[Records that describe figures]
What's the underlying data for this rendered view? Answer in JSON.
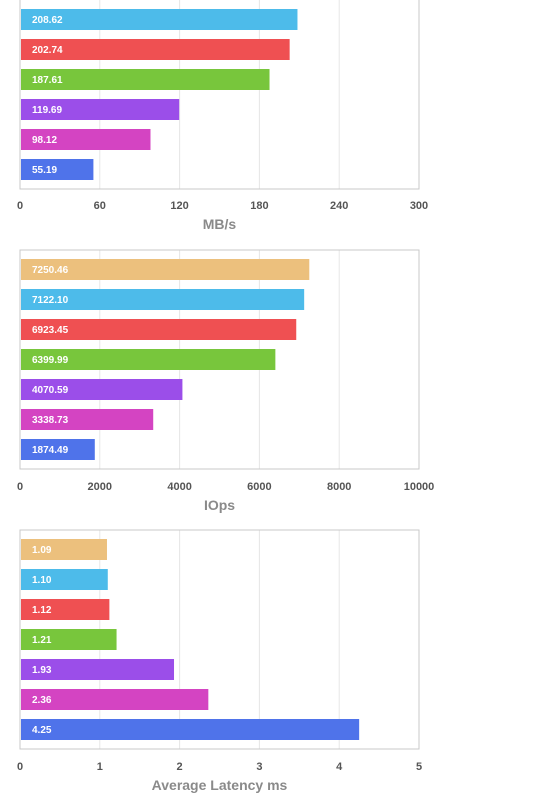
{
  "chart_data": [
    {
      "type": "bar",
      "orientation": "horizontal",
      "values": [
        208.62,
        202.74,
        187.61,
        119.69,
        98.12,
        55.19
      ],
      "labels": [
        "208.62",
        "202.74",
        "187.61",
        "119.69",
        "98.12",
        "55.19"
      ],
      "colors": [
        "#4dbbea",
        "#ef5052",
        "#78c63c",
        "#9b4ee9",
        "#d444c2",
        "#4f73ea"
      ],
      "xlabel": "MB/s",
      "xlim": [
        0,
        300
      ],
      "xticks": [
        "0",
        "60",
        "120",
        "180",
        "240",
        "300"
      ],
      "grid": true
    },
    {
      "type": "bar",
      "orientation": "horizontal",
      "values": [
        7250.46,
        7122.1,
        6923.45,
        6399.99,
        4070.59,
        3338.73,
        1874.49
      ],
      "labels": [
        "7250.46",
        "7122.10",
        "6923.45",
        "6399.99",
        "4070.59",
        "3338.73",
        "1874.49"
      ],
      "colors": [
        "#ecc07d",
        "#4dbbea",
        "#ef5052",
        "#78c63c",
        "#9b4ee9",
        "#d444c2",
        "#4f73ea"
      ],
      "xlabel": "IOps",
      "xlim": [
        0,
        10000
      ],
      "xticks": [
        "0",
        "2000",
        "4000",
        "6000",
        "8000",
        "10000"
      ],
      "grid": true
    },
    {
      "type": "bar",
      "orientation": "horizontal",
      "values": [
        1.09,
        1.1,
        1.12,
        1.21,
        1.93,
        2.36,
        4.25
      ],
      "labels": [
        "1.09",
        "1.10",
        "1.12",
        "1.21",
        "1.93",
        "2.36",
        "4.25"
      ],
      "colors": [
        "#ecc07d",
        "#4dbbea",
        "#ef5052",
        "#78c63c",
        "#9b4ee9",
        "#d444c2",
        "#4f73ea"
      ],
      "xlabel": "Average Latency ms",
      "xlim": [
        0,
        5
      ],
      "xticks": [
        "0",
        "1",
        "2",
        "3",
        "4",
        "5"
      ],
      "grid": true
    }
  ]
}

What you need to do
Output every entry word for word, but omit the pictures.

Task result
What's the underlying data for this rendered view? Answer in JSON.
{
  "chart_data": [
    {
      "type": "bar",
      "orientation": "horizontal",
      "values": [
        208.62,
        202.74,
        187.61,
        119.69,
        98.12,
        55.19
      ],
      "labels": [
        "208.62",
        "202.74",
        "187.61",
        "119.69",
        "98.12",
        "55.19"
      ],
      "colors": [
        "#4dbbea",
        "#ef5052",
        "#78c63c",
        "#9b4ee9",
        "#d444c2",
        "#4f73ea"
      ],
      "xlabel": "MB/s",
      "xlim": [
        0,
        300
      ],
      "xticks": [
        "0",
        "60",
        "120",
        "180",
        "240",
        "300"
      ],
      "grid": true
    },
    {
      "type": "bar",
      "orientation": "horizontal",
      "values": [
        7250.46,
        7122.1,
        6923.45,
        6399.99,
        4070.59,
        3338.73,
        1874.49
      ],
      "labels": [
        "7250.46",
        "7122.10",
        "6923.45",
        "6399.99",
        "4070.59",
        "3338.73",
        "1874.49"
      ],
      "colors": [
        "#ecc07d",
        "#4dbbea",
        "#ef5052",
        "#78c63c",
        "#9b4ee9",
        "#d444c2",
        "#4f73ea"
      ],
      "xlabel": "IOps",
      "xlim": [
        0,
        10000
      ],
      "xticks": [
        "0",
        "2000",
        "4000",
        "6000",
        "8000",
        "10000"
      ],
      "grid": true
    },
    {
      "type": "bar",
      "orientation": "horizontal",
      "values": [
        1.09,
        1.1,
        1.12,
        1.21,
        1.93,
        2.36,
        4.25
      ],
      "labels": [
        "1.09",
        "1.10",
        "1.12",
        "1.21",
        "1.93",
        "2.36",
        "4.25"
      ],
      "colors": [
        "#ecc07d",
        "#4dbbea",
        "#ef5052",
        "#78c63c",
        "#9b4ee9",
        "#d444c2",
        "#4f73ea"
      ],
      "xlabel": "Average Latency ms",
      "xlim": [
        0,
        5
      ],
      "xticks": [
        "0",
        "1",
        "2",
        "3",
        "4",
        "5"
      ],
      "grid": true
    }
  ]
}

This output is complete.